Rows from a figure dataset:
----

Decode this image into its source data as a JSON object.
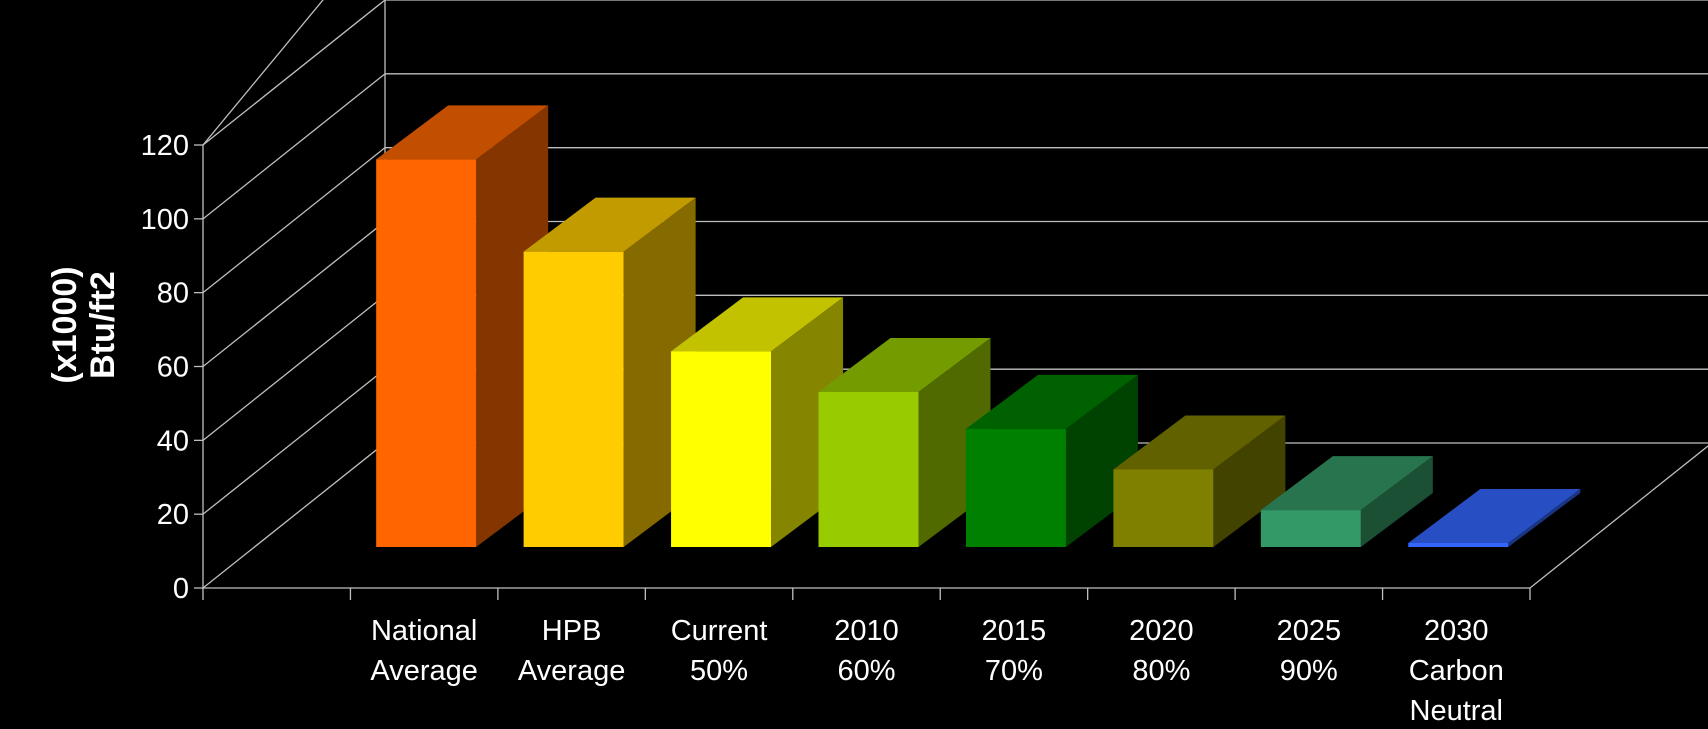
{
  "chart_data": {
    "type": "bar",
    "title": "",
    "ylabel_lines": [
      "(x1000)",
      "Btu/ft2"
    ],
    "xlabel": "",
    "ylim": [
      0,
      120
    ],
    "yticks": [
      0,
      20,
      40,
      60,
      80,
      100,
      120
    ],
    "grid": true,
    "categories": [
      [
        "National",
        "Average"
      ],
      [
        "HPB",
        "Average"
      ],
      [
        "Current",
        "50%"
      ],
      [
        "2010",
        "60%"
      ],
      [
        "2015",
        "70%"
      ],
      [
        "2020",
        "80%"
      ],
      [
        "2025",
        "90%"
      ],
      [
        "2030",
        "Carbon",
        "Neutral"
      ]
    ],
    "values": [
      105,
      80,
      53,
      42,
      32,
      21,
      10,
      0.5
    ],
    "colors": [
      "#FF6600",
      "#FFCC00",
      "#FFFF00",
      "#99CC00",
      "#008000",
      "#808000",
      "#339966",
      "#3366FF"
    ]
  }
}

----

Please write out all of the material above without changing a word, and omit any pictures.

Decode this image into its source data as a JSON object.
{
  "chart_data": {
    "type": "bar",
    "title": "",
    "ylabel_lines": [
      "(x1000)",
      "Btu/ft2"
    ],
    "xlabel": "",
    "ylim": [
      0,
      120
    ],
    "yticks": [
      0,
      20,
      40,
      60,
      80,
      100,
      120
    ],
    "grid": true,
    "categories": [
      [
        "National",
        "Average"
      ],
      [
        "HPB",
        "Average"
      ],
      [
        "Current",
        "50%"
      ],
      [
        "2010",
        "60%"
      ],
      [
        "2015",
        "70%"
      ],
      [
        "2020",
        "80%"
      ],
      [
        "2025",
        "90%"
      ],
      [
        "2030",
        "Carbon",
        "Neutral"
      ]
    ],
    "values": [
      105,
      80,
      53,
      42,
      32,
      21,
      10,
      0.5
    ],
    "colors": [
      "#FF6600",
      "#FFCC00",
      "#FFFF00",
      "#99CC00",
      "#008000",
      "#808000",
      "#339966",
      "#3366FF"
    ]
  }
}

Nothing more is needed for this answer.